(Stored data)
>> BEGIN
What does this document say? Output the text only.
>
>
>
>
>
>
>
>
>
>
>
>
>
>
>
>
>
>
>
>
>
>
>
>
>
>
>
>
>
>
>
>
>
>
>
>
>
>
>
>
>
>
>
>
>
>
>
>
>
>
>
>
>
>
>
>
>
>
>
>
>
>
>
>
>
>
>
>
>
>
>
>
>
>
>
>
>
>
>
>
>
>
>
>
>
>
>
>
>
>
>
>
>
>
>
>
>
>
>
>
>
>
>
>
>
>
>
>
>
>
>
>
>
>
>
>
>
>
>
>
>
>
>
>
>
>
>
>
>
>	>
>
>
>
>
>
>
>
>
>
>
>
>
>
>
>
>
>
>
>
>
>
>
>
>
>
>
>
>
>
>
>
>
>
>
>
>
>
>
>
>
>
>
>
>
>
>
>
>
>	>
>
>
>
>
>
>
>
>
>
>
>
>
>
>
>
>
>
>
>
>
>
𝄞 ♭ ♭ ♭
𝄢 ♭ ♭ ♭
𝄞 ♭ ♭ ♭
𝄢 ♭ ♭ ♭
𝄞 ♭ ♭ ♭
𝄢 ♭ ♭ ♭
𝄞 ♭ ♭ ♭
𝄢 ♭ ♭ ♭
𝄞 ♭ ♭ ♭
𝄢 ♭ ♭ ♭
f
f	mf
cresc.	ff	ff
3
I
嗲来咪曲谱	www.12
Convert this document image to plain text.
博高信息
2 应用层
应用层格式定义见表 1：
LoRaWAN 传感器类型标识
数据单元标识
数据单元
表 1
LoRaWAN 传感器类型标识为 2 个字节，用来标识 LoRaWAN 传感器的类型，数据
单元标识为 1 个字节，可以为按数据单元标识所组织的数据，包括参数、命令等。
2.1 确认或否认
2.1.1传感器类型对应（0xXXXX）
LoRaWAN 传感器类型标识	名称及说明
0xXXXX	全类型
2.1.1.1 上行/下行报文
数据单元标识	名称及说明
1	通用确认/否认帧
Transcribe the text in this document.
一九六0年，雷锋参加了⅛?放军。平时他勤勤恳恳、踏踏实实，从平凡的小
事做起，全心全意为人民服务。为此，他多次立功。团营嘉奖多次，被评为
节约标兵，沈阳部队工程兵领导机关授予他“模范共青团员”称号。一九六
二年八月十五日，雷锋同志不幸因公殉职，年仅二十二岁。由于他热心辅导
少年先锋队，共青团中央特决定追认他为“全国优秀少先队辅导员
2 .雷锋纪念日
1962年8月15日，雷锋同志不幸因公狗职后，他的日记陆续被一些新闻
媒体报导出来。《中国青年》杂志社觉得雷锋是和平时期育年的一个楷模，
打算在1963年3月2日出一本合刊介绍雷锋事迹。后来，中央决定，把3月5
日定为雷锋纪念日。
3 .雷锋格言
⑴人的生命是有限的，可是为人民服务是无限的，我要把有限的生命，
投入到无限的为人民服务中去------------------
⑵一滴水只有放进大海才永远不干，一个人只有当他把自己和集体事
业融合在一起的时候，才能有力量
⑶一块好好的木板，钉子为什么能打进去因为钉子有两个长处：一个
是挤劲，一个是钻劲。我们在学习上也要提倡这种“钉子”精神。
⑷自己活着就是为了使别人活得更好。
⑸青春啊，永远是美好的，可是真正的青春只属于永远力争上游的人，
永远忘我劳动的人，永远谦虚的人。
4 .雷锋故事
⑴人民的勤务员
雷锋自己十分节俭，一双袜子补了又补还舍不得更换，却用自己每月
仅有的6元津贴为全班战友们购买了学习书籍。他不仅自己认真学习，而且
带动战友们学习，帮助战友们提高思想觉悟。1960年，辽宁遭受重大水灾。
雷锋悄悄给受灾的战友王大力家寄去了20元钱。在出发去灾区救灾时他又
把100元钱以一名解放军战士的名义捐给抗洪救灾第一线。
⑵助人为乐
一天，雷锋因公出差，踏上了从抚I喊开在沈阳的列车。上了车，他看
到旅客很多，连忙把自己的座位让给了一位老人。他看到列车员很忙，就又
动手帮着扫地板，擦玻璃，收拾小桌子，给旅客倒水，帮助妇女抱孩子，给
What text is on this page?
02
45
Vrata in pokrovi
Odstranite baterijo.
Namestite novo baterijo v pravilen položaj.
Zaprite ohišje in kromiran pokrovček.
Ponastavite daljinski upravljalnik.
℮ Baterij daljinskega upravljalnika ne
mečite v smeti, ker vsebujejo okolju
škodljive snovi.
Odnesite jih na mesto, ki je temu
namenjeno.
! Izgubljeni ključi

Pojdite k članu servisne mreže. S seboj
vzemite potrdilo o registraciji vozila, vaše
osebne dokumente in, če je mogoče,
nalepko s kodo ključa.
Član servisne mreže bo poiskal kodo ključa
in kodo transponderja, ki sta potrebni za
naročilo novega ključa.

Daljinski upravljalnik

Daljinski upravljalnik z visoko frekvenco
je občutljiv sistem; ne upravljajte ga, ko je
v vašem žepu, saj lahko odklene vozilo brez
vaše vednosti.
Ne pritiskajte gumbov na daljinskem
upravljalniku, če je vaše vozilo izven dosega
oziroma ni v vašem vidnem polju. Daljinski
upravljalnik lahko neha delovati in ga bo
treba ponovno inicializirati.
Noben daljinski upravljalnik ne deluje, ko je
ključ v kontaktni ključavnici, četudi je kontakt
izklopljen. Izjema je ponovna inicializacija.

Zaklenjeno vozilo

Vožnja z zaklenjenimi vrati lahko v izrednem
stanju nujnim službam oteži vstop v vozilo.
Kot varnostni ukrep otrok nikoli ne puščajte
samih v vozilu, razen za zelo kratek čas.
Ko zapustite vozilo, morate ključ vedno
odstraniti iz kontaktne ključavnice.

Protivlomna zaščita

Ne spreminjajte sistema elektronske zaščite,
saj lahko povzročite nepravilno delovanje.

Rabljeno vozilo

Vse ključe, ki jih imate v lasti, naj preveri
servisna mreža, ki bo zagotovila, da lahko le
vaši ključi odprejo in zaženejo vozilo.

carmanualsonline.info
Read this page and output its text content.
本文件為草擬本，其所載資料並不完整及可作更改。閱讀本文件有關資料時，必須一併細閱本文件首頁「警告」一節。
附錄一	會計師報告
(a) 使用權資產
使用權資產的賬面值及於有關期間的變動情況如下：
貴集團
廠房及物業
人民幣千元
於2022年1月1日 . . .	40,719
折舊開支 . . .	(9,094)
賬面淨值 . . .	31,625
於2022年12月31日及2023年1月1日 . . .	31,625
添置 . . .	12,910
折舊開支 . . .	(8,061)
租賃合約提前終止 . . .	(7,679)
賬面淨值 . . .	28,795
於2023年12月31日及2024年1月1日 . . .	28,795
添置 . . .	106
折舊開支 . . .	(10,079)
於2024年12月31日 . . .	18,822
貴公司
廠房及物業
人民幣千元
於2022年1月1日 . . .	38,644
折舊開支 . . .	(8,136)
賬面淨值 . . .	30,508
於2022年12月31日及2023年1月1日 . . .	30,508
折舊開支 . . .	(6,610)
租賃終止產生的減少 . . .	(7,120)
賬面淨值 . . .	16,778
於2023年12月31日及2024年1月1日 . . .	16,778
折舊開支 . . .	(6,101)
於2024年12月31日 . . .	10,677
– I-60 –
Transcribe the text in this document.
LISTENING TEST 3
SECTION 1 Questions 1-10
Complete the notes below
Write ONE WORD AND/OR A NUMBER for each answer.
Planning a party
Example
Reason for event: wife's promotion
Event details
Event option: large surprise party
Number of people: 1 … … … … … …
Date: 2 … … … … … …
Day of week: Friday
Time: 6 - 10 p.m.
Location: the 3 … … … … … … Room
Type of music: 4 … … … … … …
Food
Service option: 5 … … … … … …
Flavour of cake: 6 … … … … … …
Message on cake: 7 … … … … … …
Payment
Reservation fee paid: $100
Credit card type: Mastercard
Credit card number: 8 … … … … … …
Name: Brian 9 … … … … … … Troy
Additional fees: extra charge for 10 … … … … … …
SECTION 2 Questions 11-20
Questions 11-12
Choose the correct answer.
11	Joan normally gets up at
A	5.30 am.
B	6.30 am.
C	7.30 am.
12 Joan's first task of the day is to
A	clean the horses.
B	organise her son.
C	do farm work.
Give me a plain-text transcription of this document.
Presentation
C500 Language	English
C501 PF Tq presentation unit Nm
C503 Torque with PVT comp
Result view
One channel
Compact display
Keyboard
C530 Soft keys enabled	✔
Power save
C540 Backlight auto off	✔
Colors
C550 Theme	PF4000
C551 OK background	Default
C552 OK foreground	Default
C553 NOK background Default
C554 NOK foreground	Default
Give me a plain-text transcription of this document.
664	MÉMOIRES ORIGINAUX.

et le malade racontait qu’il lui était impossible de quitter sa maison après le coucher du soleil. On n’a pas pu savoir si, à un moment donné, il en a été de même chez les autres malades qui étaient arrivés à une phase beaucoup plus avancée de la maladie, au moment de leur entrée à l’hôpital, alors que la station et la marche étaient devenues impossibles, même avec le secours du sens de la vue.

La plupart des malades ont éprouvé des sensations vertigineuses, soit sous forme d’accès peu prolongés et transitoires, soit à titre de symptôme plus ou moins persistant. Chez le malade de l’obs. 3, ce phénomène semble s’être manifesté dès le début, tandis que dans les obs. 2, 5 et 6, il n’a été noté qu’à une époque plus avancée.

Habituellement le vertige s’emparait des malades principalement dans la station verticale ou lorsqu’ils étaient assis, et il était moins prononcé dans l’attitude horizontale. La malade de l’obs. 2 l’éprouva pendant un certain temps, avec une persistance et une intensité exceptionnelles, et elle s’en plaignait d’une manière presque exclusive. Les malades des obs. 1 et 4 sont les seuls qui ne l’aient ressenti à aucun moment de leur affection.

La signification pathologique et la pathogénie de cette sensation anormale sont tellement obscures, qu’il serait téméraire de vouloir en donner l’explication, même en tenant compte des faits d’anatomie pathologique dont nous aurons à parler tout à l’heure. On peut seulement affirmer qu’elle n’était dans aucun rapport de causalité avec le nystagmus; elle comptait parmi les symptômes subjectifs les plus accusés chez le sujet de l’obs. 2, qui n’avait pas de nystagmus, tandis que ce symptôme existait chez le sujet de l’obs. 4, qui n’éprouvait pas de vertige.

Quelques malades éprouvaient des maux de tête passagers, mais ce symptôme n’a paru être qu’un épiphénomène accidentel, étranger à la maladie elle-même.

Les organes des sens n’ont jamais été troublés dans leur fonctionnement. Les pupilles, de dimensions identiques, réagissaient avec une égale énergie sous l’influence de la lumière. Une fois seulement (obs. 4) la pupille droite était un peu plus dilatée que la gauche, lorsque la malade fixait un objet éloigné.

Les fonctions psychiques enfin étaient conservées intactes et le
>> END
What the task asks
Filter the records above for lines containing the word "Credit", and copy those lines.

Result of this task
Credit card type: Mastercard
Credit card number: 8 … … … … … …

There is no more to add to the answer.